*** DATA

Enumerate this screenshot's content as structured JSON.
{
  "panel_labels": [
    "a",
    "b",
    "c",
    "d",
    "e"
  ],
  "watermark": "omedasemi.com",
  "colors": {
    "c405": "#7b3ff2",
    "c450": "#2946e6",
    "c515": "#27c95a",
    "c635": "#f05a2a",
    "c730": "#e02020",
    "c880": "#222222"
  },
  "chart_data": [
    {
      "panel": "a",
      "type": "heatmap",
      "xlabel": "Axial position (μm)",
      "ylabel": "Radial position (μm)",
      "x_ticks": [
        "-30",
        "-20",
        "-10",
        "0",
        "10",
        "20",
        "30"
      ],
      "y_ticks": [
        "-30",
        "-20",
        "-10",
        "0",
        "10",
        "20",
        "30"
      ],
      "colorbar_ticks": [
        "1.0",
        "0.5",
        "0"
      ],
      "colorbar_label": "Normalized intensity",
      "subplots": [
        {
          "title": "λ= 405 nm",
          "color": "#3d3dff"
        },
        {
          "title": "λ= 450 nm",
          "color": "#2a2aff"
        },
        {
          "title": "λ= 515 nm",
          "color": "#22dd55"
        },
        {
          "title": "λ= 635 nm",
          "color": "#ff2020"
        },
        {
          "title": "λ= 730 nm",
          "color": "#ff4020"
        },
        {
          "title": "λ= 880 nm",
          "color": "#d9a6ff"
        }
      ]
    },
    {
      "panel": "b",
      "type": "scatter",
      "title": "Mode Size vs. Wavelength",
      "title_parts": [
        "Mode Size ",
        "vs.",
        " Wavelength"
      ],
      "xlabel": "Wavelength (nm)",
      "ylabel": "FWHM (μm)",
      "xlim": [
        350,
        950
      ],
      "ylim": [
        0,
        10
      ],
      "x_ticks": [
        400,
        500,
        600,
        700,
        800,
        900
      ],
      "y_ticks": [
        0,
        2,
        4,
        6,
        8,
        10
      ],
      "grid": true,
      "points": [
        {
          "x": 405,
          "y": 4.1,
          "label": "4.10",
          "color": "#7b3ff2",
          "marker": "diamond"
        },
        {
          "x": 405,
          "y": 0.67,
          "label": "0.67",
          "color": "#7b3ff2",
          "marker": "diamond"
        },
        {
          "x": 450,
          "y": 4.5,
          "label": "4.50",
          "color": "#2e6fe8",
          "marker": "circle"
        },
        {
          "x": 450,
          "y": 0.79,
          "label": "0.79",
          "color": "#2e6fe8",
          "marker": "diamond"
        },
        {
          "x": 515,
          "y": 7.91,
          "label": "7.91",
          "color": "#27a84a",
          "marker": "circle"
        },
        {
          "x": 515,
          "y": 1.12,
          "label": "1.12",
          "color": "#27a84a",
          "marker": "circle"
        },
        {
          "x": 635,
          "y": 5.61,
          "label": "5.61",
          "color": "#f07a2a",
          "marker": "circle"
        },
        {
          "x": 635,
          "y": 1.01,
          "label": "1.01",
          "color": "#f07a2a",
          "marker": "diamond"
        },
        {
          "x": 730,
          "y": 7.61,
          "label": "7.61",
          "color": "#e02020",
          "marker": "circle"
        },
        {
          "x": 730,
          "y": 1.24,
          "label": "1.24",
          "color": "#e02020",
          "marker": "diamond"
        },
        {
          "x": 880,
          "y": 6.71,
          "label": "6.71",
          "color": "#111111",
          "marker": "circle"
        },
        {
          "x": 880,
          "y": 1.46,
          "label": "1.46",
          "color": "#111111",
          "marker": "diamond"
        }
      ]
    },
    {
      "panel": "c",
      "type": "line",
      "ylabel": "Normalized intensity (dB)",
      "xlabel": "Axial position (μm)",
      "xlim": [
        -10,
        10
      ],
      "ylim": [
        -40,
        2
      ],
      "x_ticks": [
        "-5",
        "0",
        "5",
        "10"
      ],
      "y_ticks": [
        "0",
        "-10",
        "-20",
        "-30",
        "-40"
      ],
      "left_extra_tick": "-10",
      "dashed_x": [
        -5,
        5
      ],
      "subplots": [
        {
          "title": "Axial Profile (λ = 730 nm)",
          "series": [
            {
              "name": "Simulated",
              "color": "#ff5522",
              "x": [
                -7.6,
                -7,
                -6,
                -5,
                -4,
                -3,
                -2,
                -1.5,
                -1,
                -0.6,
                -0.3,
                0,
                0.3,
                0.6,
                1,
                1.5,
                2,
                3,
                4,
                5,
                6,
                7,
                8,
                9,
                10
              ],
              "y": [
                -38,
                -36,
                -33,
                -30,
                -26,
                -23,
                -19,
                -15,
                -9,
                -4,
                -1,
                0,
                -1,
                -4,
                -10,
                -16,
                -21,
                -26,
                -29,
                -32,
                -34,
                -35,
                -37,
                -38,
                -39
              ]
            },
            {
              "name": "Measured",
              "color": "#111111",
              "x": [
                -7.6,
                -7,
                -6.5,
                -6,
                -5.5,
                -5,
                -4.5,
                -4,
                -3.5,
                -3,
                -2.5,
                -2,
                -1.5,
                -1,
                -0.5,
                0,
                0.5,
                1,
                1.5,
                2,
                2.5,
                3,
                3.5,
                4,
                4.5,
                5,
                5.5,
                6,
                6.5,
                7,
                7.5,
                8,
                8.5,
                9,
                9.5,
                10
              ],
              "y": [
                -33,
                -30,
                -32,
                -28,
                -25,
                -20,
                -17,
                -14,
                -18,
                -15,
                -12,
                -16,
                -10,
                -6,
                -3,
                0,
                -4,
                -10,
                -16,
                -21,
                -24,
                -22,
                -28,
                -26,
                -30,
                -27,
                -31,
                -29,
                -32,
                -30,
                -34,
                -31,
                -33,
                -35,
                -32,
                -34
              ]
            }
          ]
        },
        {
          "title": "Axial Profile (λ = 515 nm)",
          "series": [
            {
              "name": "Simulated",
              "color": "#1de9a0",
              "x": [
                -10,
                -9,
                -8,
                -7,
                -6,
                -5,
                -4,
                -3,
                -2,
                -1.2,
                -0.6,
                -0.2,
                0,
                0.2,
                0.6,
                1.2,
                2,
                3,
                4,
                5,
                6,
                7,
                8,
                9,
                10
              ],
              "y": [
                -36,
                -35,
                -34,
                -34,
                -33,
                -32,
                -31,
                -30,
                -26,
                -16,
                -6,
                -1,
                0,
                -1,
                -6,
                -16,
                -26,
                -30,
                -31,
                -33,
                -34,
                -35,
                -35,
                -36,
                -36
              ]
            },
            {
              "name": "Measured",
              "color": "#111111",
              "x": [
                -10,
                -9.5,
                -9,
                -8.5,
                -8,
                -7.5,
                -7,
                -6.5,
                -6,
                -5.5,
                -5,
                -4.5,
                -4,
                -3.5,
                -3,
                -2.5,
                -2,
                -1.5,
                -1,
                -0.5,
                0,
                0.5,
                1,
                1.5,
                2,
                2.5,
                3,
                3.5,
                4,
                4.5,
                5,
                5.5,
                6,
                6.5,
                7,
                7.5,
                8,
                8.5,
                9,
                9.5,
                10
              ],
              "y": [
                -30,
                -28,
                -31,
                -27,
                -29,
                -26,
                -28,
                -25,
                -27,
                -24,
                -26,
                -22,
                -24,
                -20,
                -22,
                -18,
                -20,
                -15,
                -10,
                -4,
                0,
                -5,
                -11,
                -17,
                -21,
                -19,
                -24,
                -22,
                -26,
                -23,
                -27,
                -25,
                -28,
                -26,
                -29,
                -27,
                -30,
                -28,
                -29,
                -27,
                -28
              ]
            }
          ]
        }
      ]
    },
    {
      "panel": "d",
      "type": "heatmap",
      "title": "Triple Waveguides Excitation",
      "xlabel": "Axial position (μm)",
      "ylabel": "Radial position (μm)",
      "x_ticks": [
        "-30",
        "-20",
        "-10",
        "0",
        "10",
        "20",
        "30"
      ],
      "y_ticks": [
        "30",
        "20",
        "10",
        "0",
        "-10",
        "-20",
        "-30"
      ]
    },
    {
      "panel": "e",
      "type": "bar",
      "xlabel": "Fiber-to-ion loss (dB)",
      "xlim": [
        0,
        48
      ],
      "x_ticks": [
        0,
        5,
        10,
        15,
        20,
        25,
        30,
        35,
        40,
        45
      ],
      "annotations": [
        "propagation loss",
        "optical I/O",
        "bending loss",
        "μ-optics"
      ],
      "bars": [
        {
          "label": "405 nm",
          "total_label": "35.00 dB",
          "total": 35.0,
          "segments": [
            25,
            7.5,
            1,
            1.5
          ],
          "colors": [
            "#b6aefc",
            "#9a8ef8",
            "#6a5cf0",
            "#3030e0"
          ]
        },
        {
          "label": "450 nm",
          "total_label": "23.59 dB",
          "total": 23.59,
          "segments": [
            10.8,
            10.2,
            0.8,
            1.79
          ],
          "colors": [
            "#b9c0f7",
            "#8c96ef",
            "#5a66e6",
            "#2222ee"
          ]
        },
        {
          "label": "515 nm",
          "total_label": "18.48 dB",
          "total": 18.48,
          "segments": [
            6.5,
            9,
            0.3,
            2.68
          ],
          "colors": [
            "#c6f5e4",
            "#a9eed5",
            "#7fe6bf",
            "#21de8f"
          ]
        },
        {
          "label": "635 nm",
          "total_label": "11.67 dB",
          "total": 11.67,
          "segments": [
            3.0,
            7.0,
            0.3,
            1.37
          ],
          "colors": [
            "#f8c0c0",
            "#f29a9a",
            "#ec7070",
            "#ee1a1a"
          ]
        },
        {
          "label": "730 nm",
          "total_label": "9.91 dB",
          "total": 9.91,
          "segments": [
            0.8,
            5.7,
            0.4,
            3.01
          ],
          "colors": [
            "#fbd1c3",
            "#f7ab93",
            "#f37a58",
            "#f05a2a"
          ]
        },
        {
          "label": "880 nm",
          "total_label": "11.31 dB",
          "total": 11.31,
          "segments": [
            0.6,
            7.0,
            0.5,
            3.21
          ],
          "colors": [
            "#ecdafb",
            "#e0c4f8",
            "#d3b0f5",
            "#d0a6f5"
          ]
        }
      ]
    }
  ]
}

******

*TASK PROMPT:* Using the records above, pull out each line where the word "Mode" occurs.

*PROBLEM SOLUTION:*
      "title": "Mode Size vs. Wavelength",
        "Mode Size ",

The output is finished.